WHAT IS REQUIRED:
Every line containing the word "JSON" needs to be found and copied.

DATA SHOWN:
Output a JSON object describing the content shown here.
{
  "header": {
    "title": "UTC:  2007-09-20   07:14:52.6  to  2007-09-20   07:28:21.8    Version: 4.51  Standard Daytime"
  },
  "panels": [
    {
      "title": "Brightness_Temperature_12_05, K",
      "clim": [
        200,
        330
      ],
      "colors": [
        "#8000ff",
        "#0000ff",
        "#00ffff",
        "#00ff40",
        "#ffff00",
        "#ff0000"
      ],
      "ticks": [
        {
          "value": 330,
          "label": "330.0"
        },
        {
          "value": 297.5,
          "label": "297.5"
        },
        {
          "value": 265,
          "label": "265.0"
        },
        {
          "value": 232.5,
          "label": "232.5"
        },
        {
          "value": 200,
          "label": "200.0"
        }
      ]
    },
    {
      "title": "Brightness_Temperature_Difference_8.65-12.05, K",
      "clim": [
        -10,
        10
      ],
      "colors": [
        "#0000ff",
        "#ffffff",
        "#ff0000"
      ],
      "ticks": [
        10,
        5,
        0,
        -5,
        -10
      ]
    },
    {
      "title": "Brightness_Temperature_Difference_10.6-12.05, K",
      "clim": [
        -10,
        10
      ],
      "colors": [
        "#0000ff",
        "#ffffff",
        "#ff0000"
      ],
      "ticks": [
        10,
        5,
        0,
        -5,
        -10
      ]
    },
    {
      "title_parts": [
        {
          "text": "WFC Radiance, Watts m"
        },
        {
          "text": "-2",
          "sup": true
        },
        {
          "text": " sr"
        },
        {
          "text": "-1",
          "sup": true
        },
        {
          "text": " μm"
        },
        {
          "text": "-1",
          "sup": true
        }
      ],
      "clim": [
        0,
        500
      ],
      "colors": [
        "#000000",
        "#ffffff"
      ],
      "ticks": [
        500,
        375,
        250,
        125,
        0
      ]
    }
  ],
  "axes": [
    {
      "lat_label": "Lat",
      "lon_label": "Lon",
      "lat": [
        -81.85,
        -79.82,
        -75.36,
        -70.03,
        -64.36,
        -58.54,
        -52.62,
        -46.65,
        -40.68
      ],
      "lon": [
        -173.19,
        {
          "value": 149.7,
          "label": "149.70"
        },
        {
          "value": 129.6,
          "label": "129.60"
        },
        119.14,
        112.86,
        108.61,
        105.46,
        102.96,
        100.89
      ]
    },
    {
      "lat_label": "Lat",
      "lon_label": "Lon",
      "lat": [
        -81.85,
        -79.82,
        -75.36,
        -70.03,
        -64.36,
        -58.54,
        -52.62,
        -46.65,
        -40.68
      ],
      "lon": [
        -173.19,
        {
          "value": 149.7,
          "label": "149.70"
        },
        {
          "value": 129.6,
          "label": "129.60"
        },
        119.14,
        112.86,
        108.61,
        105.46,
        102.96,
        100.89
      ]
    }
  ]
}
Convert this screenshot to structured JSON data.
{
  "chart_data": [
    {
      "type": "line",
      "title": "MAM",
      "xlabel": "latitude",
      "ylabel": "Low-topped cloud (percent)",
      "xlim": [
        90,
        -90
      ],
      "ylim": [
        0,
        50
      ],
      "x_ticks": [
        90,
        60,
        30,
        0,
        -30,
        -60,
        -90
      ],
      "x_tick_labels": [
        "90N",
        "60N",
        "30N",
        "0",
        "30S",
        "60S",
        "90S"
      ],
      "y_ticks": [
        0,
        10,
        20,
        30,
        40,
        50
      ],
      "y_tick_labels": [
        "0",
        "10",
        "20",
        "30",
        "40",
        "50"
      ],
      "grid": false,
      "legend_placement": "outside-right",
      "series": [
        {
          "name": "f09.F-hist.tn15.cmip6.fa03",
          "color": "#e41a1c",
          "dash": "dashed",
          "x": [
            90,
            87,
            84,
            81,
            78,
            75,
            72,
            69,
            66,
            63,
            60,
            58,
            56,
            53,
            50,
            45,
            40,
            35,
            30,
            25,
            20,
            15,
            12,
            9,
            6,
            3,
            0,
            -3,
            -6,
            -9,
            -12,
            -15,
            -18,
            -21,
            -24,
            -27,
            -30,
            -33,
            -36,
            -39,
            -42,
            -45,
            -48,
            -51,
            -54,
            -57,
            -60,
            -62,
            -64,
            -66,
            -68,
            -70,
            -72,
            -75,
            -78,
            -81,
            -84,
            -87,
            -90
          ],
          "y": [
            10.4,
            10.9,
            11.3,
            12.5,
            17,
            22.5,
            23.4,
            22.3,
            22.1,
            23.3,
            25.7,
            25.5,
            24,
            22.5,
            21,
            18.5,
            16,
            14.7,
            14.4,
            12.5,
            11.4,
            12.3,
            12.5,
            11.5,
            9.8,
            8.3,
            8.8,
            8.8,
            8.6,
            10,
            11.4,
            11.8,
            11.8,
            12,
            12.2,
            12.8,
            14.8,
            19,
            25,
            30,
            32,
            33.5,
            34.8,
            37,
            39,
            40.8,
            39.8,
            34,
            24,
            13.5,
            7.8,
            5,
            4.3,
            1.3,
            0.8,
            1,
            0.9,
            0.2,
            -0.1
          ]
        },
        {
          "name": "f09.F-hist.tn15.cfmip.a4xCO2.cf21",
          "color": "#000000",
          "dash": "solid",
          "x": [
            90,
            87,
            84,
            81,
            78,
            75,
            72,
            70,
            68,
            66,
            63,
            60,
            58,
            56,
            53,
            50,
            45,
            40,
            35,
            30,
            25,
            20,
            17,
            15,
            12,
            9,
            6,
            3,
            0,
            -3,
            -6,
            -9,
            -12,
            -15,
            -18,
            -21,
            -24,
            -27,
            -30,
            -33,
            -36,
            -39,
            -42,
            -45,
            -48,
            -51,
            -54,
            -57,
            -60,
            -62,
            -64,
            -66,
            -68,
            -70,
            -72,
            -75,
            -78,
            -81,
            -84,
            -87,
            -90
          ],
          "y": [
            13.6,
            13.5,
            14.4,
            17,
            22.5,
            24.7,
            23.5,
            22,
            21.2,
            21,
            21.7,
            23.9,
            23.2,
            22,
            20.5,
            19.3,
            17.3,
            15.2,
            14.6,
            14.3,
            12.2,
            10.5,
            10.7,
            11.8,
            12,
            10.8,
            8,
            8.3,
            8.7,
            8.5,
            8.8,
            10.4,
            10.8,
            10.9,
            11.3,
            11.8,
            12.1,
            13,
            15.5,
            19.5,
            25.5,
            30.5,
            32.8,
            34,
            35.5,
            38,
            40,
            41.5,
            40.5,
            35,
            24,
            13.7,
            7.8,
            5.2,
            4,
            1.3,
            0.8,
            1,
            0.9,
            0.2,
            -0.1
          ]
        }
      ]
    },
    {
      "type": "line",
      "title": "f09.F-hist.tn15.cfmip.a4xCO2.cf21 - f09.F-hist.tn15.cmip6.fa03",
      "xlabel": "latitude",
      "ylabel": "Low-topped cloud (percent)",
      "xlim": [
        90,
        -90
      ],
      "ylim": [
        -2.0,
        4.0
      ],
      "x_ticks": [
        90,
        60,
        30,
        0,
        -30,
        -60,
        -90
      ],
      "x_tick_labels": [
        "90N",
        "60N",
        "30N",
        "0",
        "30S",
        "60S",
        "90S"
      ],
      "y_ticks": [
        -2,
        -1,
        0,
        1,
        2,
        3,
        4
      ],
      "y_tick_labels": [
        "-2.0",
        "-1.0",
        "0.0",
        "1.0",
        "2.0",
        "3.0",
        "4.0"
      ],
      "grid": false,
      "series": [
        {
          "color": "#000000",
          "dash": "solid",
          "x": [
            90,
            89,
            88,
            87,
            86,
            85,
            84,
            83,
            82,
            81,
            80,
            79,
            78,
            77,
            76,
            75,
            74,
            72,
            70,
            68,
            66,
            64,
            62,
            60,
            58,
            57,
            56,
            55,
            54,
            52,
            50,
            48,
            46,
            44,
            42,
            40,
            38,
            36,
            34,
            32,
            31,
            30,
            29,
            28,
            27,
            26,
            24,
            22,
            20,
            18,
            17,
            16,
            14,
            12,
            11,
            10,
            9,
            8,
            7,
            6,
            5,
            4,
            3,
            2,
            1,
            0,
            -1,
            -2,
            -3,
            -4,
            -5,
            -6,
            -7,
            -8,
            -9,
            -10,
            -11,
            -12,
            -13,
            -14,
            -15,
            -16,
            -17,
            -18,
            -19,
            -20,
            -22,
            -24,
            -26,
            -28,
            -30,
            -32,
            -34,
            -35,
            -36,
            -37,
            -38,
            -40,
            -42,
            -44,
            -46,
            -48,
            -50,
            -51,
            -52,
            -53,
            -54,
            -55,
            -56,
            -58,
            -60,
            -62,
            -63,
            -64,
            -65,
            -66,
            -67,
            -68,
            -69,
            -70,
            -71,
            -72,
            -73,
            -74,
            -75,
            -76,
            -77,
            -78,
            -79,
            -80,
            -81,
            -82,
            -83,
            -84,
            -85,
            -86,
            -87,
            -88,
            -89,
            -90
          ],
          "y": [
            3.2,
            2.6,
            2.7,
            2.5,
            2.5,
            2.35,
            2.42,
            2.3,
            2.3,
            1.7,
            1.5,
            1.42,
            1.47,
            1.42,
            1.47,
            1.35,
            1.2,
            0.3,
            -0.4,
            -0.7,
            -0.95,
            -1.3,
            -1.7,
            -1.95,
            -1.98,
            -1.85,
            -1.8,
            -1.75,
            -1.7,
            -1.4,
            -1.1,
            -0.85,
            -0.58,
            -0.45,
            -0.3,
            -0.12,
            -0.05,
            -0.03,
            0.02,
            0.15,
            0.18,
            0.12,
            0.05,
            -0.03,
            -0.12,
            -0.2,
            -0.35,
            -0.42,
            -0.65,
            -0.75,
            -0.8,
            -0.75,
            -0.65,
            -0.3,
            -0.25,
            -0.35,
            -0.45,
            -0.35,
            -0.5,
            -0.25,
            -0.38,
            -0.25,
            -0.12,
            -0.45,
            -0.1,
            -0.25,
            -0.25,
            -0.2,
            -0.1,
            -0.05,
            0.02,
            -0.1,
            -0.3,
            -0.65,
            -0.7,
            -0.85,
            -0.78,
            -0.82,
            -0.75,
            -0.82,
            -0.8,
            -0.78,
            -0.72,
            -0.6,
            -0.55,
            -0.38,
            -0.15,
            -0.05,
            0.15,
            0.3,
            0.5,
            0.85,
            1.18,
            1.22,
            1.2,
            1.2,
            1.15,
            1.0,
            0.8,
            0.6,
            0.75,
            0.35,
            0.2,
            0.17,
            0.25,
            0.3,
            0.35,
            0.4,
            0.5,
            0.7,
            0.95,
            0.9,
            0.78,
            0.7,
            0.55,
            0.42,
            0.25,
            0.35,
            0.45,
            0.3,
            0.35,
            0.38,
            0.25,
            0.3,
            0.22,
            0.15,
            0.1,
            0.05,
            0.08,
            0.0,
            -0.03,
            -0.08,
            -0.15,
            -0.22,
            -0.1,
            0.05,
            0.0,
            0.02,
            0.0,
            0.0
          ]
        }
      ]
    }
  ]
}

EXERCISE SOLUTION:
Output a JSON object describing the content shown here.
Convert this screenshot to structured JSON data.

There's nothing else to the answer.